SOURCE DATA -
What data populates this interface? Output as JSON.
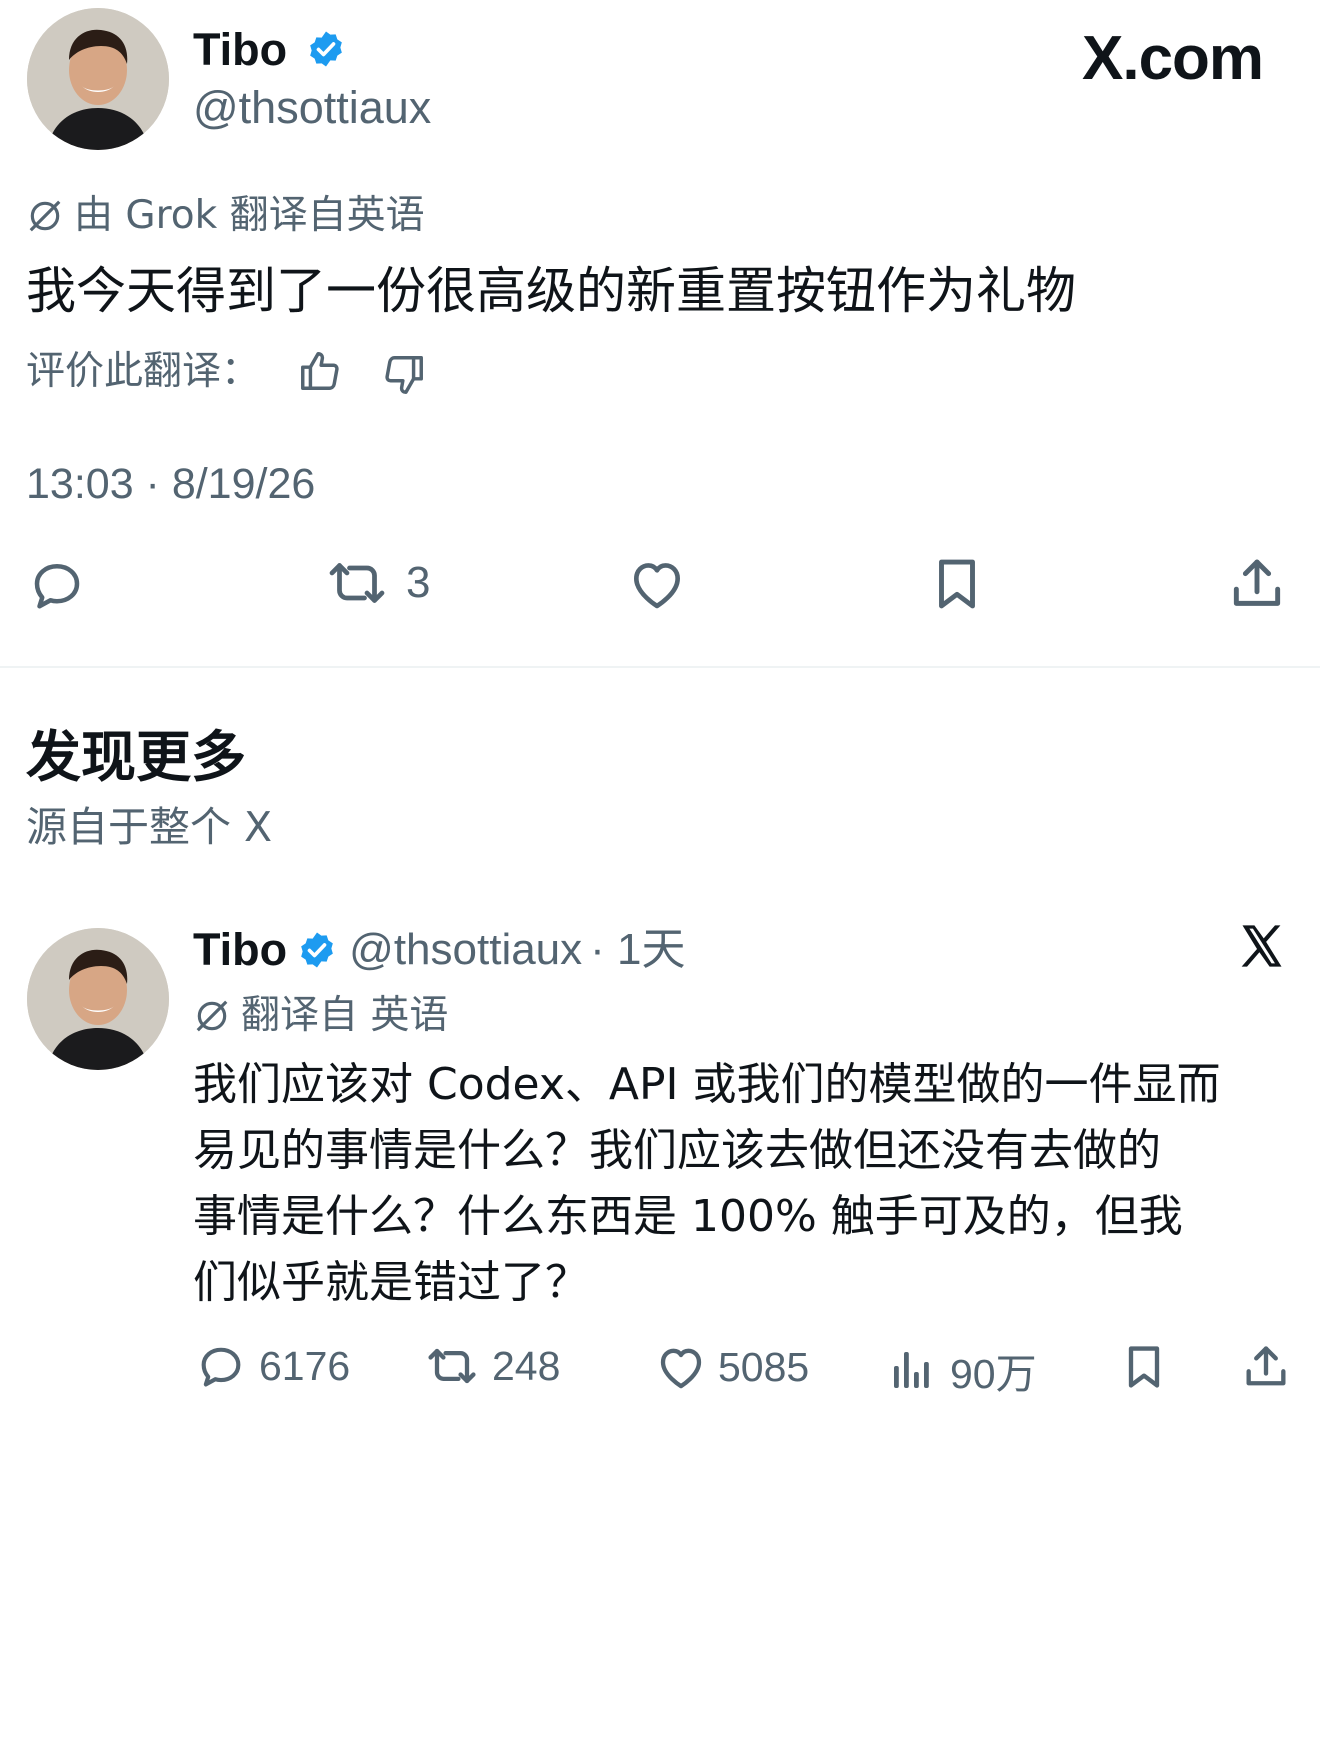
{
  "brand": {
    "logo_text": "X.com"
  },
  "main_tweet": {
    "author_name": "Tibo",
    "author_handle": "@thsottiaux",
    "translated_label": "由 Grok 翻译自英语",
    "text": "我今天得到了一份很高级的新重置按钮作为礼物",
    "rate_label": "评价此翻译：",
    "timestamp": "13:03 · 8/19/26",
    "actions": {
      "reply_icon": "reply-icon",
      "retweet_count": "3",
      "like_icon": "heart-icon",
      "bookmark_icon": "bookmark-icon",
      "share_icon": "share-icon"
    }
  },
  "discover": {
    "title": "发现更多",
    "subtitle": "源自于整个 X"
  },
  "related_tweet": {
    "author_name": "Tibo",
    "author_handle": "@thsottiaux",
    "time": "· 1天",
    "translated_label": "翻译自 英语",
    "text_lines": [
      "我们应该对 Codex、API 或我们的模型做的一件显而",
      "易见的事情是什么？我们应该去做但还没有去做的",
      "事情是什么？什么东西是 100% 触手可及的，但我",
      "们似乎就是错过了？"
    ],
    "reply_count": "6176",
    "retweet_count": "248",
    "like_count": "5085",
    "views_count": "90万"
  },
  "colors": {
    "text": "#0f1419",
    "muted": "#536471",
    "verified": "#1d9bf0",
    "divider": "#eff3f4"
  }
}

TASK STATEMENT - Set out every line from the material that contains the string "icon".

SOLVED PROBLEM -
      "reply_icon": "reply-icon",
      "like_icon": "heart-icon",
      "bookmark_icon": "bookmark-icon",
      "share_icon": "share-icon"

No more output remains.